### SOURCE DOCUMENT
--- start ---

Buffy the Vampire Slayer – I came to Buffy late, like three or four years ago late. When it originally aired, I was going through a period of not having a TV or relying on rabbit ears. I missed a lot of the TV from that period. But I knew many, many people who loved Buffy. To this day, I know many, many people who say it’s their all-time favorite show. So, when I finally joined the world of streaming, Buffy was near the top of my list. And I hated it. I wound up watching every single episode because I kept telling myself, “It has to get better.” It didn’t. I don’t know if the show didn’t age well or what, but the writing varied between sloppy and bad. It came off as shockingly sexist given the premise. And everything about Willow from the moment she fell in love with a girl was cringey as all heck. The jokes rarely landed. Events were so haphazard that there was never any tension. Maybe it was just over my head or something, but I hated the whole experience.

Battlestar Galactica – This was another show that I missed when it originally aired. Unlike Buffy, though, I didn’t stick it out until the end. I watched the first two seasons and that was more than enough. It was awful. It felt like they were making it up as they went along. The one rule was that there can never, ever, under any circumstances be anything fun or funny.

--- end ---

### PROBLEM 1
Answer these questions from the TV show commentary:
(a) Why did the writer miss Buffy the Vampire Slayer when it first aired?
(b) What did the writer keep saying while watching every episode of Buffy?
(c) How many seasons of Battlestar Galactica did the writer watch?
### PROBLEM 2
Continue the TV show commentary after its final sentence about Battlestar Galactica.
The listing that follows was taken from a separate source.

### DATA LINES

--- start ---

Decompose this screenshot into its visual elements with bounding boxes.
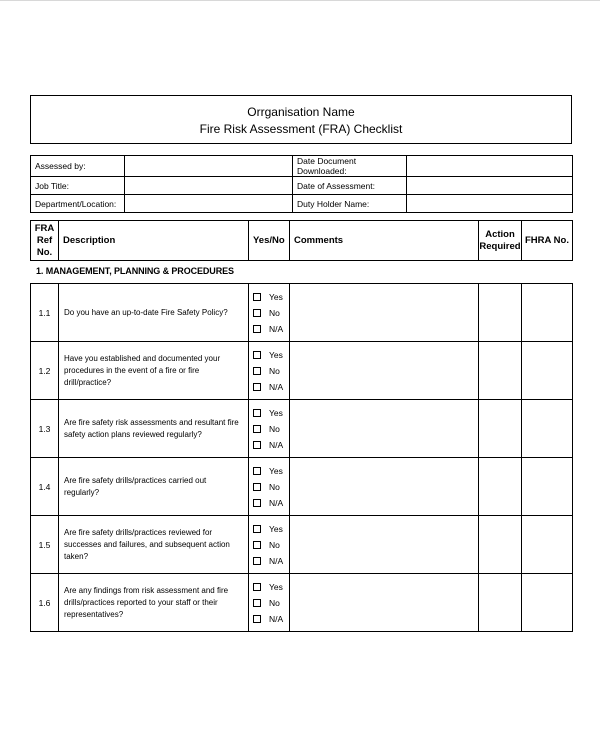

--- end ---

### TASK RESPONSE 1
(a) The writer was going through a period of not having a TV or relying on rabbit ears.
(b) "It has to get better."
(c) The first two seasons.

### TASK RESPONSE 2
Music:

The Doors – The Doors is what happens when you take a lousy singer who happens to be a really bad poet, string him out on drugs, and make him the front man for a mediocre garage band. How they became one of the classic rock bands is just beyond me.

Jack White – Jack White really shouldn’t be on this list because, by all rights, I should barely be aware of Jack White’s existence. Unfortunately, I dated a woman for a little while whose absolute favorite musician was Jack White. And I saw the movie “It Might Get Loud”. So, I’ve heard quite a bit of his stuff. It’s, ummm, what’s the word? Oh, not good at all. He’s a hack that got famous. His best moments are aggressively mediocre. And hearing him interviewed makes me think he’s in a world’s biggest douchebag competition. It’s all schtick and no substance.

Movies:

Mad Max: Fury Road – Everyone went crazy for this movie when it came out. People loved it. I had no real interest having never seen a Mad Max movie, but people wouldn’t shut up about it. All the glowing talk made me curious, and I went to see it towards the end of its theatrical run. That stands as one of the biggest regrets of my life. I kept double checking to see if I was watching the right movie. It made no sense, even within its own world. It completely lacked humor. The action was monotonous. The sound design was less pleasant than a dentist’s drill. The story was never developed. But there was a dude playing guitar on the front of a truck for some reason. Ugh.

Deadpool – This is another movie that everyone loved. I mean they loooooved it. They wanted to have babies with it. About all I can say nice about it is that it tried really, really hard. There was just nothing original or clever or entertaining about the movie. The jokes basically amounted to someone saying bad words in inappropriate situations. Garbage Pail Kids are funnier.

Books:

Moby Dick – There’s probably a halfway decent piece of flash fiction scattered throughout this book’s six-hundred and thirty-five pages.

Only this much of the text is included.